### Required task
List every line in this data where the string "ylabel" occurs.

Rows from a figure dataset
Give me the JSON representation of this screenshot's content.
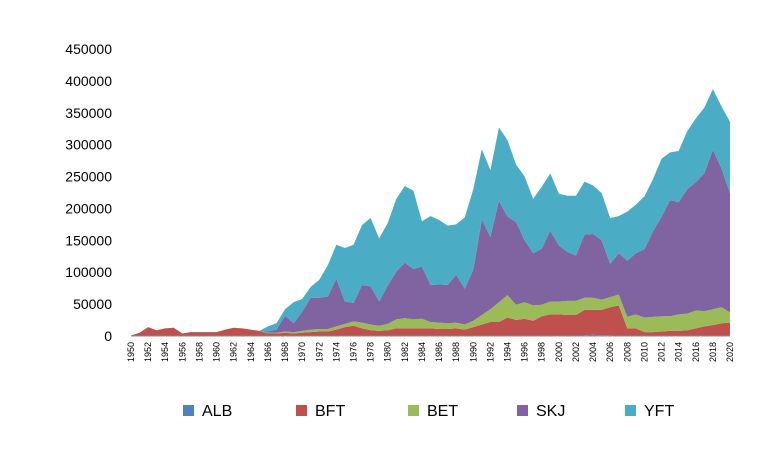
{
  "chart_data": {
    "type": "area",
    "stacked": true,
    "title": "",
    "xlabel": "",
    "ylabel": "",
    "ylim": [
      0,
      450000
    ],
    "yticks": [
      0,
      50000,
      100000,
      150000,
      200000,
      250000,
      300000,
      350000,
      400000,
      450000
    ],
    "ytick_labels": [
      "0",
      "50000",
      "100000",
      "150000",
      "200000",
      "250000",
      "300000",
      "350000",
      "400000",
      "450000"
    ],
    "x": [
      1950,
      1951,
      1952,
      1953,
      1954,
      1955,
      1956,
      1957,
      1958,
      1959,
      1960,
      1961,
      1962,
      1963,
      1964,
      1965,
      1966,
      1967,
      1968,
      1969,
      1970,
      1971,
      1972,
      1973,
      1974,
      1975,
      1976,
      1977,
      1978,
      1979,
      1980,
      1981,
      1982,
      1983,
      1984,
      1985,
      1986,
      1987,
      1988,
      1989,
      1990,
      1991,
      1992,
      1993,
      1994,
      1995,
      1996,
      1997,
      1998,
      1999,
      2000,
      2001,
      2002,
      2003,
      2004,
      2005,
      2006,
      2007,
      2008,
      2009,
      2010,
      2011,
      2012,
      2013,
      2014,
      2015,
      2016,
      2017,
      2018,
      2019,
      2020
    ],
    "xtick_labels": [
      "1950",
      "1952",
      "1954",
      "1956",
      "1958",
      "1960",
      "1962",
      "1964",
      "1966",
      "1968",
      "1970",
      "1972",
      "1974",
      "1976",
      "1978",
      "1980",
      "1982",
      "1984",
      "1986",
      "1988",
      "1990",
      "1992",
      "1994",
      "1996",
      "1998",
      "2000",
      "2002",
      "2004",
      "2006",
      "2008",
      "2010",
      "2012",
      "2014",
      "2016",
      "2018",
      "2020"
    ],
    "legend_position": "bottom",
    "grid": false,
    "series": [
      {
        "name": "ALB",
        "color": "#4f81bd",
        "values": [
          0,
          0,
          0,
          0,
          0,
          0,
          0,
          0,
          0,
          0,
          0,
          0,
          0,
          0,
          0,
          0,
          0,
          0,
          0,
          0,
          0,
          0,
          0,
          0,
          0,
          0,
          0,
          0,
          0,
          0,
          0,
          0,
          0,
          0,
          0,
          0,
          0,
          0,
          0,
          0,
          0,
          0,
          0,
          0,
          0,
          0,
          0,
          0,
          0,
          0,
          0,
          0,
          0,
          1000,
          2000,
          1000,
          1000,
          0,
          0,
          0,
          0,
          0,
          0,
          0,
          0,
          0,
          0,
          0,
          0,
          0,
          0
        ]
      },
      {
        "name": "BFT",
        "color": "#c0504d",
        "values": [
          1000,
          5000,
          14000,
          9000,
          12000,
          13000,
          4000,
          6000,
          6000,
          6000,
          6000,
          10000,
          13000,
          12000,
          10000,
          8000,
          4000,
          4000,
          5000,
          4000,
          5000,
          6000,
          7000,
          7000,
          10000,
          14000,
          16000,
          12000,
          9000,
          8000,
          9000,
          12000,
          12000,
          12000,
          12000,
          12000,
          11000,
          11000,
          12000,
          10000,
          14000,
          18000,
          22000,
          22000,
          29000,
          25000,
          27000,
          24000,
          31000,
          34000,
          34000,
          33000,
          33000,
          40000,
          39000,
          40000,
          44000,
          48000,
          12000,
          12000,
          6000,
          6000,
          7000,
          8000,
          8000,
          9000,
          12000,
          15000,
          17000,
          20000,
          21000
        ]
      },
      {
        "name": "BET",
        "color": "#9bbb59",
        "values": [
          0,
          0,
          0,
          0,
          0,
          0,
          0,
          0,
          0,
          0,
          0,
          0,
          0,
          0,
          0,
          0,
          1000,
          1000,
          2000,
          2000,
          3000,
          4000,
          4000,
          4000,
          5000,
          5000,
          7000,
          9000,
          9000,
          8000,
          10000,
          14000,
          16000,
          14000,
          15000,
          10000,
          10000,
          9000,
          9000,
          8000,
          10000,
          15000,
          20000,
          31000,
          35000,
          24000,
          26000,
          24000,
          18000,
          20000,
          20000,
          22000,
          22000,
          19000,
          19000,
          16000,
          16000,
          17000,
          18000,
          22000,
          23000,
          24000,
          24000,
          23000,
          26000,
          26000,
          28000,
          24000,
          25000,
          25000,
          16000
        ]
      },
      {
        "name": "SKJ",
        "color": "#8064a2",
        "values": [
          0,
          0,
          0,
          0,
          0,
          0,
          0,
          0,
          0,
          0,
          0,
          0,
          0,
          0,
          0,
          0,
          2000,
          5000,
          25000,
          14000,
          30000,
          50000,
          49000,
          51000,
          75000,
          35000,
          29000,
          59000,
          60000,
          38000,
          60000,
          75000,
          87000,
          79000,
          82000,
          58000,
          60000,
          60000,
          75000,
          56000,
          80000,
          150000,
          113000,
          159000,
          123000,
          130000,
          97000,
          82000,
          88000,
          111000,
          88000,
          77000,
          71000,
          99000,
          100000,
          93000,
          52000,
          65000,
          88000,
          96000,
          107000,
          134000,
          156000,
          182000,
          176000,
          195000,
          201000,
          216000,
          250000,
          218000,
          187000
        ]
      },
      {
        "name": "YFT",
        "color": "#4bacc6",
        "values": [
          0,
          0,
          0,
          0,
          0,
          0,
          0,
          0,
          0,
          0,
          0,
          0,
          0,
          0,
          0,
          0,
          8000,
          10000,
          10000,
          33000,
          20000,
          17000,
          28000,
          49000,
          53000,
          84000,
          91000,
          94000,
          107000,
          99000,
          98000,
          114000,
          120000,
          123000,
          71000,
          108000,
          101000,
          93000,
          79000,
          112000,
          126000,
          110000,
          105000,
          115000,
          120000,
          90000,
          100000,
          85000,
          97000,
          90000,
          81000,
          88000,
          94000,
          83000,
          76000,
          74000,
          72000,
          58000,
          77000,
          76000,
          83000,
          82000,
          91000,
          75000,
          80000,
          91000,
          100000,
          103000,
          95000,
          97000,
          112000
        ]
      }
    ]
  }
}
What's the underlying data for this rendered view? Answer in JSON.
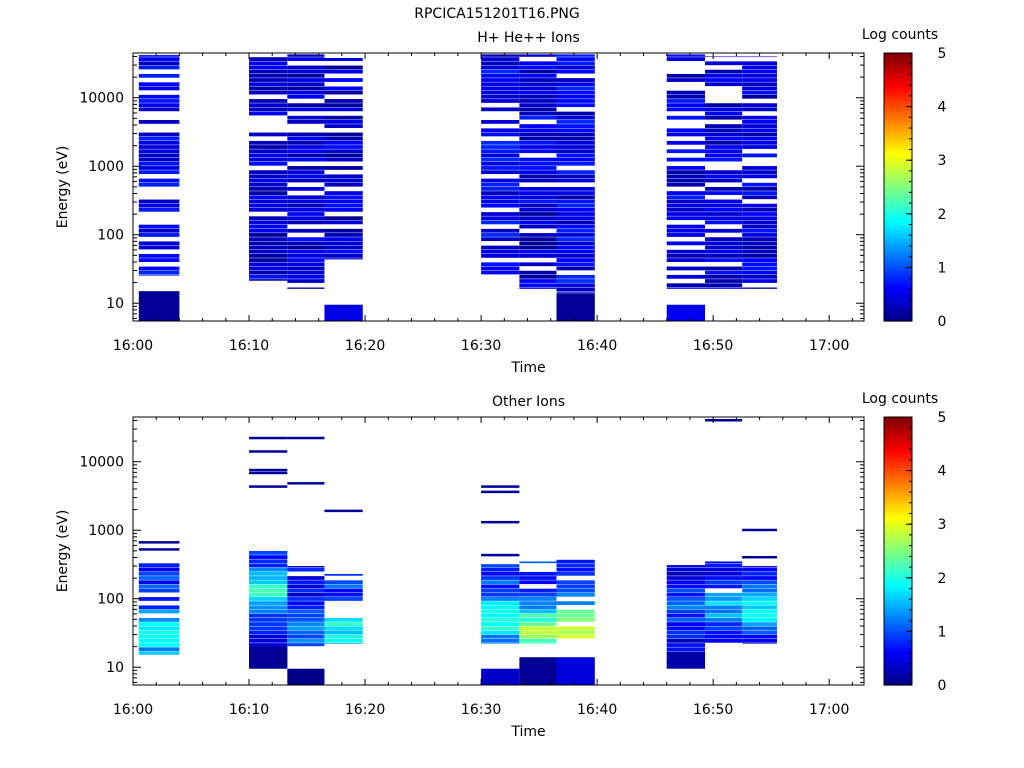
{
  "page_title": "RPCICA151201T16.PNG",
  "chart_data": [
    {
      "type": "heatmap",
      "title": "H+ He++ Ions",
      "xlabel": "Time",
      "ylabel": "Energy (eV)",
      "x_ticks": [
        "16:00",
        "16:10",
        "16:20",
        "16:30",
        "16:40",
        "16:50",
        "17:00"
      ],
      "y_ticks": [
        "10",
        "100",
        "1000",
        "10000"
      ],
      "y_scale": "log",
      "ylim": [
        5.5,
        45000
      ],
      "xlim": [
        "16:00",
        "17:03"
      ],
      "colorbar": {
        "label": "Log counts",
        "ticks": [
          "0",
          "1",
          "2",
          "3",
          "4",
          "5"
        ],
        "range": [
          0,
          5
        ]
      },
      "columns": [
        {
          "t0": "16:00.5",
          "t1": "16:04",
          "emin": 25,
          "emax": 42000,
          "level": 0.55,
          "variation": 0.25,
          "gap_rate": 0.38,
          "low_patch": {
            "emin": 5.5,
            "emax": 15,
            "level": 0.1
          }
        },
        {
          "t0": "16:10",
          "t1": "16:13.3",
          "emin": 21,
          "emax": 43000,
          "level": 0.4,
          "variation": 0.3,
          "gap_rate": 0.2
        },
        {
          "t0": "16:13.3",
          "t1": "16:16.5",
          "emin": 16,
          "emax": 43000,
          "level": 0.4,
          "variation": 0.3,
          "gap_rate": 0.2
        },
        {
          "t0": "16:16.5",
          "t1": "16:19.8",
          "emin": 43,
          "emax": 38000,
          "level": 0.4,
          "variation": 0.3,
          "gap_rate": 0.18,
          "low_patch": {
            "emin": 5.5,
            "emax": 9.5,
            "level": 0.5
          }
        },
        {
          "t0": "16:30",
          "t1": "16:33.3",
          "emin": 26,
          "emax": 43000,
          "level": 0.55,
          "variation": 0.3,
          "gap_rate": 0.2
        },
        {
          "t0": "16:33.3",
          "t1": "16:36.5",
          "emin": 16,
          "emax": 43000,
          "level": 0.45,
          "variation": 0.35,
          "gap_rate": 0.12
        },
        {
          "t0": "16:36.5",
          "t1": "16:39.8",
          "emin": 14,
          "emax": 43000,
          "level": 0.5,
          "variation": 0.35,
          "gap_rate": 0.1,
          "low_patch": {
            "emin": 5.5,
            "emax": 14,
            "level": 0.1
          }
        },
        {
          "t0": "16:46",
          "t1": "16:49.3",
          "emin": 16,
          "emax": 43000,
          "level": 0.5,
          "variation": 0.3,
          "gap_rate": 0.22,
          "low_patch": {
            "emin": 5.5,
            "emax": 9.5,
            "level": 0.55
          }
        },
        {
          "t0": "16:49.3",
          "t1": "16:52.5",
          "emin": 16,
          "emax": 40000,
          "level": 0.45,
          "variation": 0.3,
          "gap_rate": 0.2
        },
        {
          "t0": "16:52.5",
          "t1": "16:55.5",
          "emin": 16,
          "emax": 40000,
          "level": 0.45,
          "variation": 0.3,
          "gap_rate": 0.2
        }
      ]
    },
    {
      "type": "heatmap",
      "title": "Other Ions",
      "xlabel": "Time",
      "ylabel": "Energy (eV)",
      "x_ticks": [
        "16:00",
        "16:10",
        "16:20",
        "16:30",
        "16:40",
        "16:50",
        "17:00"
      ],
      "y_ticks": [
        "10",
        "100",
        "1000",
        "10000"
      ],
      "y_scale": "log",
      "ylim": [
        5.5,
        45000
      ],
      "xlim": [
        "16:00",
        "17:03"
      ],
      "colorbar": {
        "label": "Log counts",
        "ticks": [
          "0",
          "1",
          "2",
          "3",
          "4",
          "5"
        ],
        "range": [
          0,
          5
        ]
      },
      "columns": [
        {
          "t0": "16:00.5",
          "t1": "16:04",
          "emin": 15,
          "emax": 330,
          "level": 0.8,
          "variation": 0.4,
          "gap_rate": 0.2,
          "peak_energy": 30,
          "peak_level": 1.9,
          "lines": [
            520,
            660
          ]
        },
        {
          "t0": "16:10",
          "t1": "16:13.3",
          "emin": 10,
          "emax": 540,
          "level": 0.7,
          "variation": 0.3,
          "gap_rate": 0.05,
          "peak_energy": 130,
          "peak_level": 1.95,
          "lines": [
            4300,
            6800,
            7500,
            14000,
            22000
          ],
          "low_patch": {
            "emin": 9.5,
            "emax": 20,
            "level": 0.1
          }
        },
        {
          "t0": "16:13.3",
          "t1": "16:16.5",
          "emin": 20,
          "emax": 300,
          "level": 0.55,
          "variation": 0.3,
          "gap_rate": 0.1,
          "peak_energy": 35,
          "peak_level": 1.3,
          "lines": [
            4800,
            22000
          ],
          "low_patch": {
            "emin": 5.5,
            "emax": 9.5,
            "level": 0.05
          }
        },
        {
          "t0": "16:16.5",
          "t1": "16:19.8",
          "emin": 22,
          "emax": 230,
          "level": 0.9,
          "variation": 0.35,
          "gap_rate": 0.1,
          "peak_energy": 35,
          "peak_level": 1.9,
          "lines": [
            1900
          ]
        },
        {
          "t0": "16:30",
          "t1": "16:33.3",
          "emin": 22,
          "emax": 320,
          "level": 0.9,
          "variation": 0.3,
          "gap_rate": 0.05,
          "peak_energy": 50,
          "peak_level": 2.1,
          "lines": [
            430,
            1300,
            3600,
            4300
          ],
          "low_patch": {
            "emin": 5.5,
            "emax": 9.5,
            "level": 0.35
          }
        },
        {
          "t0": "16:33.3",
          "t1": "16:36.5",
          "emin": 22,
          "emax": 350,
          "level": 0.9,
          "variation": 0.3,
          "gap_rate": 0.05,
          "peak_energy": 35,
          "peak_level": 2.7,
          "low_patch": {
            "emin": 5.5,
            "emax": 14,
            "level": 0.1
          }
        },
        {
          "t0": "16:36.5",
          "t1": "16:39.8",
          "emin": 26,
          "emax": 370,
          "level": 0.9,
          "variation": 0.3,
          "gap_rate": 0.05,
          "peak_energy": 38,
          "peak_level": 3.1,
          "low_patch": {
            "emin": 5.5,
            "emax": 14,
            "level": 0.45
          }
        },
        {
          "t0": "16:46",
          "t1": "16:49.3",
          "emin": 10,
          "emax": 310,
          "level": 0.5,
          "variation": 0.3,
          "gap_rate": 0.1,
          "peak_energy": 70,
          "peak_level": 1.0,
          "low_patch": {
            "emin": 9.5,
            "emax": 17,
            "level": 0.2
          }
        },
        {
          "t0": "16:49.3",
          "t1": "16:52.5",
          "emin": 20,
          "emax": 350,
          "level": 0.6,
          "variation": 0.3,
          "gap_rate": 0.1,
          "peak_energy": 80,
          "peak_level": 1.5,
          "lines": [
            40000
          ]
        },
        {
          "t0": "16:52.5",
          "t1": "16:55.5",
          "emin": 22,
          "emax": 300,
          "level": 0.6,
          "variation": 0.3,
          "gap_rate": 0.08,
          "peak_energy": 70,
          "peak_level": 1.9,
          "lines": [
            400,
            1000
          ]
        }
      ]
    }
  ]
}
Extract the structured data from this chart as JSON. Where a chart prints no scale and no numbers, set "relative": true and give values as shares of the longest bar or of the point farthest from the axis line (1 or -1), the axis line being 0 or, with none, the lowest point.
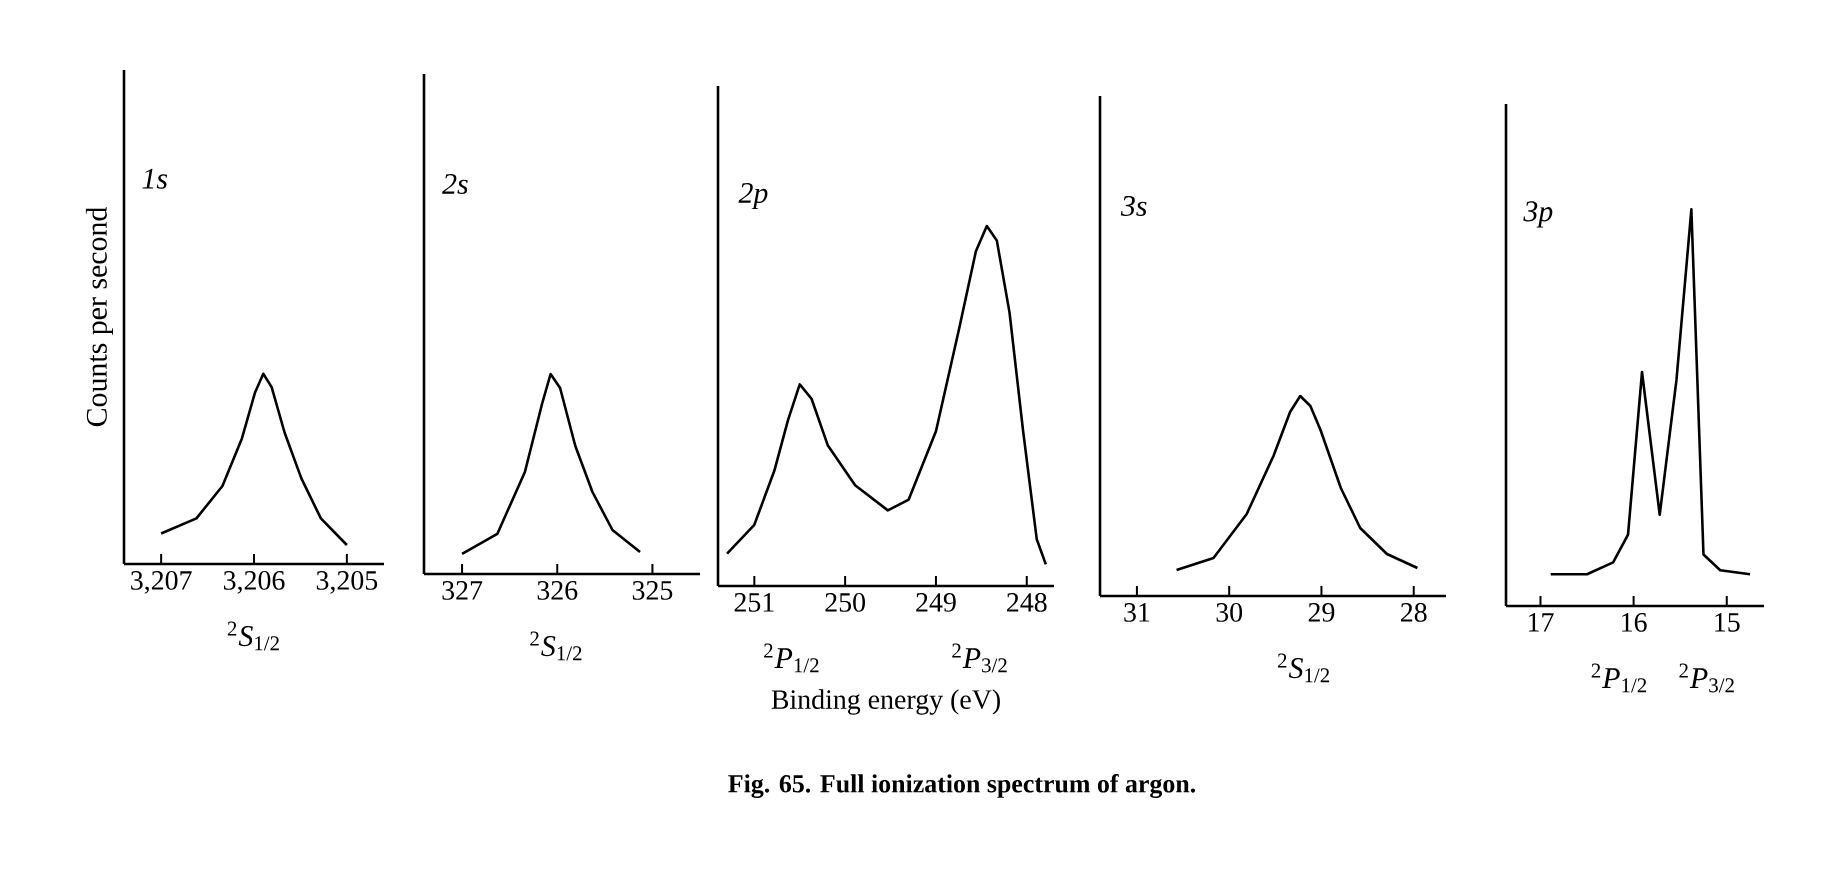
{
  "chart_data": [
    {
      "type": "line",
      "title": "1s",
      "ylabel": "Counts per second",
      "relative": true,
      "tick_labels": "x",
      "marker": "none",
      "xlim": [
        3207.4,
        3204.6
      ],
      "xticks": [
        {
          "value": 3207,
          "label": "3,207"
        },
        {
          "value": 3206,
          "label": "3,206"
        },
        {
          "value": 3205,
          "label": "3,205"
        }
      ],
      "x": [
        3207.0,
        3206.62,
        3206.34,
        3206.13,
        3205.99,
        3205.9,
        3205.81,
        3205.67,
        3205.49,
        3205.28,
        3205.0
      ],
      "series": [
        {
          "color": "#000000",
          "values": [
            0.16,
            0.24,
            0.41,
            0.66,
            0.9,
            1,
            0.93,
            0.69,
            0.45,
            0.24,
            0.1
          ]
        }
      ],
      "annotations": [
        "$^{2}$*S*$_{1/2}$"
      ]
    },
    {
      "type": "line",
      "title": "2s",
      "relative": true,
      "tick_labels": "x",
      "marker": "none",
      "xlim": [
        327.4,
        324.5
      ],
      "xticks": [
        327,
        326,
        325
      ],
      "x": [
        327.0,
        326.63,
        326.34,
        326.16,
        326.07,
        325.97,
        325.81,
        325.63,
        325.42,
        325.13
      ],
      "series": [
        {
          "color": "#000000",
          "values": [
            0.1,
            0.2,
            0.51,
            0.85,
            1,
            0.93,
            0.64,
            0.41,
            0.22,
            0.11
          ]
        }
      ],
      "annotations": [
        "$^{2}$*S*$_{1/2}$"
      ]
    },
    {
      "type": "line",
      "title": "2p",
      "xlabel": "Binding energy (eV)",
      "relative": true,
      "tick_labels": "x",
      "marker": "none",
      "xlim": [
        251.4,
        247.7
      ],
      "xticks": [
        251,
        250,
        249,
        248
      ],
      "x": [
        251.3,
        251.0,
        250.78,
        250.63,
        250.5,
        250.37,
        250.19,
        249.89,
        249.53,
        249.3,
        249.0,
        248.74,
        248.56,
        248.44,
        248.33,
        248.19,
        248.04,
        247.89,
        247.79
      ],
      "series": [
        {
          "color": "#000000",
          "values": [
            0.09,
            0.17,
            0.32,
            0.46,
            0.56,
            0.52,
            0.39,
            0.28,
            0.21,
            0.24,
            0.43,
            0.72,
            0.93,
            1,
            0.96,
            0.76,
            0.43,
            0.13,
            0.06
          ]
        }
      ],
      "annotations": [
        "$^{2}$*P*$_{1/2}$",
        "$^{2}$*P*$_{3/2}$",
        "Fig. 65. Full ionization spectrum of argon."
      ]
    },
    {
      "type": "line",
      "title": "3s",
      "relative": true,
      "tick_labels": "x",
      "marker": "none",
      "xlim": [
        31.4,
        27.65
      ],
      "xticks": [
        31,
        30,
        29,
        28
      ],
      "x": [
        30.57,
        30.17,
        29.81,
        29.52,
        29.34,
        29.23,
        29.12,
        29.01,
        28.79,
        28.58,
        28.29,
        27.96
      ],
      "series": [
        {
          "color": "#000000",
          "values": [
            0.13,
            0.19,
            0.41,
            0.7,
            0.92,
            1,
            0.95,
            0.83,
            0.54,
            0.34,
            0.21,
            0.14
          ]
        }
      ],
      "annotations": [
        "$^{2}$*S*$_{1/2}$"
      ]
    },
    {
      "type": "line",
      "title": "3p",
      "relative": true,
      "tick_labels": "x",
      "marker": "none",
      "xlim": [
        17.37,
        14.6
      ],
      "xticks": [
        17,
        16,
        15
      ],
      "x": [
        16.89,
        16.5,
        16.22,
        16.06,
        15.91,
        15.72,
        15.54,
        15.38,
        15.25,
        15.07,
        14.75
      ],
      "series": [
        {
          "color": "#000000",
          "values": [
            0.08,
            0.08,
            0.11,
            0.18,
            0.59,
            0.23,
            0.57,
            1,
            0.13,
            0.09,
            0.08
          ]
        }
      ],
      "annotations": [
        "$^{2}$*P*$_{1/2}$",
        "$^{2}$*P*$_{3/2}$"
      ]
    }
  ]
}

### Full output
    "ylabel": "",
      "ylabel": "Energy (eV)",
      "ylabel": "Energy (eV)",
      "ylabel": "Counts per second",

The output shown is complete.